Problem → Exactly as given, repeat all of the entries.
============================================================
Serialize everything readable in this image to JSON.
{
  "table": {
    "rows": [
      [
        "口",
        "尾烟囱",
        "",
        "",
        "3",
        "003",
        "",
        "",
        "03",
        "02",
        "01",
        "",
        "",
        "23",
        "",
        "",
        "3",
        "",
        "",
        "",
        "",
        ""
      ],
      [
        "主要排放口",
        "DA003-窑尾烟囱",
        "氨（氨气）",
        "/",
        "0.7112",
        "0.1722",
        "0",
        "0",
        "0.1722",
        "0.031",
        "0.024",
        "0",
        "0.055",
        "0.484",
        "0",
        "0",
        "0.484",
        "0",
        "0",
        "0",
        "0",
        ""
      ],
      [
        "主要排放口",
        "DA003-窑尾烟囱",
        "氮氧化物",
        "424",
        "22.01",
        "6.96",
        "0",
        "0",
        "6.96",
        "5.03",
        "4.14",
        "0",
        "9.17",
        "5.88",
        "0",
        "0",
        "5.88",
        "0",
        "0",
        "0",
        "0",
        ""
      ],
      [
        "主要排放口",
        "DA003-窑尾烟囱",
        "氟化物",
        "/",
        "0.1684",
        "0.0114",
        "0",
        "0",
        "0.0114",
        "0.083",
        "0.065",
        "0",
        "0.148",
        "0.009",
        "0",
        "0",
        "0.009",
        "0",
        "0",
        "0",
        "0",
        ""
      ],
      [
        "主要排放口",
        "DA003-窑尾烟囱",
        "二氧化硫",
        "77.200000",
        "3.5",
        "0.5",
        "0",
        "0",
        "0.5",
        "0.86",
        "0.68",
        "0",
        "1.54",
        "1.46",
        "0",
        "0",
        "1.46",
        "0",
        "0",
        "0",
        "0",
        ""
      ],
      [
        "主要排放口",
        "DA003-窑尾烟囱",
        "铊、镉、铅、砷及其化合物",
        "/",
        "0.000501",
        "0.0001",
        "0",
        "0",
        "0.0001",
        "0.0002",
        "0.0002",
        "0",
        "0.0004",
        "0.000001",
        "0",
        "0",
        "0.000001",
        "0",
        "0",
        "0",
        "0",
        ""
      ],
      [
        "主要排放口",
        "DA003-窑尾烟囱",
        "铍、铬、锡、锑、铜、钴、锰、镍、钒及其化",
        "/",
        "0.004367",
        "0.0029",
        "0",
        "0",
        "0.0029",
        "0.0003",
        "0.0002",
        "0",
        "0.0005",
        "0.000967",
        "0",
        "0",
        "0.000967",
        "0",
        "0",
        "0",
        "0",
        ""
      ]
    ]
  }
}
============================================================
Output →
Serialize everything readable in this image to JSON.
{
  "table": {
    "rows": [
      [
        "口",
        "尾烟囱",
        "",
        "",
        "3",
        "003",
        "",
        "",
        "03",
        "02",
        "01",
        "",
        "",
        "23",
        "",
        "",
        "3",
        "",
        "",
        "",
        "",
        ""
      ],
      [
        "主要排放口",
        "DA003-窑尾烟囱",
        "氨（氨气）",
        "/",
        "0.7112",
        "0.1722",
        "0",
        "0",
        "0.1722",
        "0.031",
        "0.024",
        "0",
        "0.055",
        "0.484",
        "0",
        "0",
        "0.484",
        "0",
        "0",
        "0",
        "0",
        ""
      ],
      [
        "主要排放口",
        "DA003-窑尾烟囱",
        "氮氧化物",
        "424",
        "22.01",
        "6.96",
        "0",
        "0",
        "6.96",
        "5.03",
        "4.14",
        "0",
        "9.17",
        "5.88",
        "0",
        "0",
        "5.88",
        "0",
        "0",
        "0",
        "0",
        ""
      ],
      [
        "主要排放口",
        "DA003-窑尾烟囱",
        "氟化物",
        "/",
        "0.1684",
        "0.0114",
        "0",
        "0",
        "0.0114",
        "0.083",
        "0.065",
        "0",
        "0.148",
        "0.009",
        "0",
        "0",
        "0.009",
        "0",
        "0",
        "0",
        "0",
        ""
      ],
      [
        "主要排放口",
        "DA003-窑尾烟囱",
        "二氧化硫",
        "77.200000",
        "3.5",
        "0.5",
        "0",
        "0",
        "0.5",
        "0.86",
        "0.68",
        "0",
        "1.54",
        "1.46",
        "0",
        "0",
        "1.46",
        "0",
        "0",
        "0",
        "0",
        ""
      ],
      [
        "主要排放口",
        "DA003-窑尾烟囱",
        "铊、镉、铅、砷及其化合物",
        "/",
        "0.000501",
        "0.0001",
        "0",
        "0",
        "0.0001",
        "0.0002",
        "0.0002",
        "0",
        "0.0004",
        "0.000001",
        "0",
        "0",
        "0.000001",
        "0",
        "0",
        "0",
        "0",
        ""
      ],
      [
        "主要排放口",
        "DA003-窑尾烟囱",
        "铍、铬、锡、锑、铜、钴、锰、镍、钒及其化",
        "/",
        "0.004367",
        "0.0029",
        "0",
        "0",
        "0.0029",
        "0.0003",
        "0.0002",
        "0",
        "0.0005",
        "0.000967",
        "0",
        "0",
        "0.000967",
        "0",
        "0",
        "0",
        "0",
        ""
      ]
    ]
  }
}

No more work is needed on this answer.